--- TASK OBJECTIVE ---
Every line below must be reproduced exactly. Copy them all.

--*--

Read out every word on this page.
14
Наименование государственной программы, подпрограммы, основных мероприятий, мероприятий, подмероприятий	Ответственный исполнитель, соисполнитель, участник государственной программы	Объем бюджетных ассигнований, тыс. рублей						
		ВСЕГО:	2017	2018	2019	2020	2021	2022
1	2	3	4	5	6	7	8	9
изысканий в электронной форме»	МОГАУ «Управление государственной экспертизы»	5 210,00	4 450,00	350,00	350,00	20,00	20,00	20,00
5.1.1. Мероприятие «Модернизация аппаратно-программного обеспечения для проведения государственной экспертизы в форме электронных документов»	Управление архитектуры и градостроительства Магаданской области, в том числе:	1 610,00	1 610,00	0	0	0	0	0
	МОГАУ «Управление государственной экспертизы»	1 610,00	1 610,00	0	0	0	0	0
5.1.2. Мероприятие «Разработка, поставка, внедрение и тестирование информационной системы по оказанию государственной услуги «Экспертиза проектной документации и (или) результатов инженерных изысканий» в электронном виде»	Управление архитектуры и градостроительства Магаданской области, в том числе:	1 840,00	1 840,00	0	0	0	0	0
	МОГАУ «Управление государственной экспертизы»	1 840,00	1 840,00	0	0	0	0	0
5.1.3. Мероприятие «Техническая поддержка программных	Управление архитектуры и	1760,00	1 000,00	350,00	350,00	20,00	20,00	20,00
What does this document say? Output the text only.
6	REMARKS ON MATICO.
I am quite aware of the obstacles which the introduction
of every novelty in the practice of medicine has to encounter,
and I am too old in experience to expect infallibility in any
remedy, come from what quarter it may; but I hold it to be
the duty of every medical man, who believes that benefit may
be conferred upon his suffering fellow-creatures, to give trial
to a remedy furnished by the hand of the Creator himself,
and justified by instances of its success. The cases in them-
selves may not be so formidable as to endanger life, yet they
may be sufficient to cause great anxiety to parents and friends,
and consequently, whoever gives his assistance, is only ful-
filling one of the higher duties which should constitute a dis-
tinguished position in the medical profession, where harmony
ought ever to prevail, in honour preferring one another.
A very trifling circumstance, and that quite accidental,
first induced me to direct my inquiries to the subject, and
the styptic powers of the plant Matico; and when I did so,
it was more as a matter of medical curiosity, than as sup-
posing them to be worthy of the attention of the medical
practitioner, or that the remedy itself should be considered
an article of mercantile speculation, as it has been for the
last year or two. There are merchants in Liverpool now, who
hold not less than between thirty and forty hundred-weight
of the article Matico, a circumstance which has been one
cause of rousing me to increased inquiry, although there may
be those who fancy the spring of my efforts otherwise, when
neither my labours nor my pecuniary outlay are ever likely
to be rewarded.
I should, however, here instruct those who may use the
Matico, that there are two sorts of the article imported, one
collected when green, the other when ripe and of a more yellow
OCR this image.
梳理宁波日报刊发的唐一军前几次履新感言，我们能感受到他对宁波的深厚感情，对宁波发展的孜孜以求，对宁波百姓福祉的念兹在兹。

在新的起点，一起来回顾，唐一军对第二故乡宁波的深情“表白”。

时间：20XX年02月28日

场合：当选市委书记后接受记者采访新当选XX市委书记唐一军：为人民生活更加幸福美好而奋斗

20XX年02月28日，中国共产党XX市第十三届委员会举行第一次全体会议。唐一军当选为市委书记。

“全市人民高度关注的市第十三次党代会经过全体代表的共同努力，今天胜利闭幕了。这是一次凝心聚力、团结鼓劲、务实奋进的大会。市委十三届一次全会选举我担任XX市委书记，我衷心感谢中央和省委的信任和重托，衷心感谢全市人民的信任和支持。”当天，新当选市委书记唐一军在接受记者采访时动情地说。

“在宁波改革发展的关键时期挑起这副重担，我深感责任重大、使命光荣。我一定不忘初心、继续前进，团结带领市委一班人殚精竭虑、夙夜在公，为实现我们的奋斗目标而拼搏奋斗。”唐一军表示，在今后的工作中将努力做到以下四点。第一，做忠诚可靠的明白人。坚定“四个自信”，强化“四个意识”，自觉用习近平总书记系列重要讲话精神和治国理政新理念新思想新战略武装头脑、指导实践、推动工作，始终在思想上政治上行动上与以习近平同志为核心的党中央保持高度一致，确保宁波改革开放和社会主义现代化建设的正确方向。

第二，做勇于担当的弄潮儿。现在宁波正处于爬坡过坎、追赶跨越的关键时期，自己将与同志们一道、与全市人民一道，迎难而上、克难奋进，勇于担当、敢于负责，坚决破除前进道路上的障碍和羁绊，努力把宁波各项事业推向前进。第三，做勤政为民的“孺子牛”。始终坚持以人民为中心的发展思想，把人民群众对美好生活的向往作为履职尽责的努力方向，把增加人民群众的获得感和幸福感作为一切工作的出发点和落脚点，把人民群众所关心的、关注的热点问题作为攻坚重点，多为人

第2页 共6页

--*--

--- SOLUTION TO THE PROBLEM ---
Read out every word on this page.
14
Наименование государственной программы, подпрограммы, основных мероприятий, мероприятий, подмероприятий	Ответственный исполнитель, соисполнитель, участник государственной программы	Объем бюджетных ассигнований, тыс. рублей						
		ВСЕГО:	2017	2018	2019	2020	2021	2022
1	2	3	4	5	6	7	8	9
изысканий в электронной форме»	МОГАУ «Управление государственной экспертизы»	5 210,00	4 450,00	350,00	350,00	20,00	20,00	20,00
5.1.1. Мероприятие «Модернизация аппаратно-программного обеспечения для проведения государственной экспертизы в форме электронных документов»	Управление архитектуры и градостроительства Магаданской области, в том числе:	1 610,00	1 610,00	0	0	0	0	0
	МОГАУ «Управление государственной экспертизы»	1 610,00	1 610,00	0	0	0	0	0
5.1.2. Мероприятие «Разработка, поставка, внедрение и тестирование информационной системы по оказанию государственной услуги «Экспертиза проектной документации и (или) результатов инженерных изысканий» в электронном виде»	Управление архитектуры и градостроительства Магаданской области, в том числе:	1 840,00	1 840,00	0	0	0	0	0
	МОГАУ «Управление государственной экспертизы»	1 840,00	1 840,00	0	0	0	0	0
5.1.3. Мероприятие «Техническая поддержка программных	Управление архитектуры и	1760,00	1 000,00	350,00	350,00	20,00	20,00	20,00
What does this document say? Output the text only.
6	REMARKS ON MATICO.
I am quite aware of the obstacles which the introduction
of every novelty in the practice of medicine has to encounter,
and I am too old in experience to expect infallibility in any
remedy, come from what quarter it may; but I hold it to be
the duty of every medical man, who believes that benefit may
be conferred upon his suffering fellow-creatures, to give trial
to a remedy furnished by the hand of the Creator himself,
and justified by instances of its success. The cases in them-
selves may not be so formidable as to endanger life, yet they
may be sufficient to cause great anxiety to parents and friends,
and consequently, whoever gives his assistance, is only ful-
filling one of the higher duties which should constitute a dis-
tinguished position in the medical profession, where harmony
ought ever to prevail, in honour preferring one another.
A very trifling circumstance, and that quite accidental,
first induced me to direct my inquiries to the subject, and
the styptic powers of the plant Matico; and when I did so,
it was more as a matter of medical curiosity, than as sup-
posing them to be worthy of the attention of the medical
practitioner, or that the remedy itself should be considered
an article of mercantile speculation, as it has been for the
last year or two. There are merchants in Liverpool now, who
hold not less than between thirty and forty hundred-weight
of the article Matico, a circumstance which has been one
cause of rousing me to increased inquiry, although there may
be those who fancy the spring of my efforts otherwise, when
neither my labours nor my pecuniary outlay are ever likely
to be rewarded.
I should, however, here instruct those who may use the
Matico, that there are two sorts of the article imported, one
collected when green, the other when ripe and of a more yellow
OCR this image.
梳理宁波日报刊发的唐一军前几次履新感言，我们能感受到他对宁波的深厚感情，对宁波发展的孜孜以求，对宁波百姓福祉的念兹在兹。

在新的起点，一起来回顾，唐一军对第二故乡宁波的深情“表白”。

时间：20XX年02月28日

场合：当选市委书记后接受记者采访新当选XX市委书记唐一军：为人民生活更加幸福美好而奋斗

20XX年02月28日，中国共产党XX市第十三届委员会举行第一次全体会议。唐一军当选为市委书记。

“全市人民高度关注的市第十三次党代会经过全体代表的共同努力，今天胜利闭幕了。这是一次凝心聚力、团结鼓劲、务实奋进的大会。市委十三届一次全会选举我担任XX市委书记，我衷心感谢中央和省委的信任和重托，衷心感谢全市人民的信任和支持。”当天，新当选市委书记唐一军在接受记者采访时动情地说。

“在宁波改革发展的关键时期挑起这副重担，我深感责任重大、使命光荣。我一定不忘初心、继续前进，团结带领市委一班人殚精竭虑、夙夜在公，为实现我们的奋斗目标而拼搏奋斗。”唐一军表示，在今后的工作中将努力做到以下四点。第一，做忠诚可靠的明白人。坚定“四个自信”，强化“四个意识”，自觉用习近平总书记系列重要讲话精神和治国理政新理念新思想新战略武装头脑、指导实践、推动工作，始终在思想上政治上行动上与以习近平同志为核心的党中央保持高度一致，确保宁波改革开放和社会主义现代化建设的正确方向。

第二，做勇于担当的弄潮儿。现在宁波正处于爬坡过坎、追赶跨越的关键时期，自己将与同志们一道、与全市人民一道，迎难而上、克难奋进，勇于担当、敢于负责，坚决破除前进道路上的障碍和羁绊，努力把宁波各项事业推向前进。第三，做勤政为民的“孺子牛”。始终坚持以人民为中心的发展思想，把人民群众对美好生活的向往作为履职尽责的努力方向，把增加人民群众的获得感和幸福感作为一切工作的出发点和落脚点，把人民群众所关心的、关注的热点问题作为攻坚重点，多为人

第2页 共6页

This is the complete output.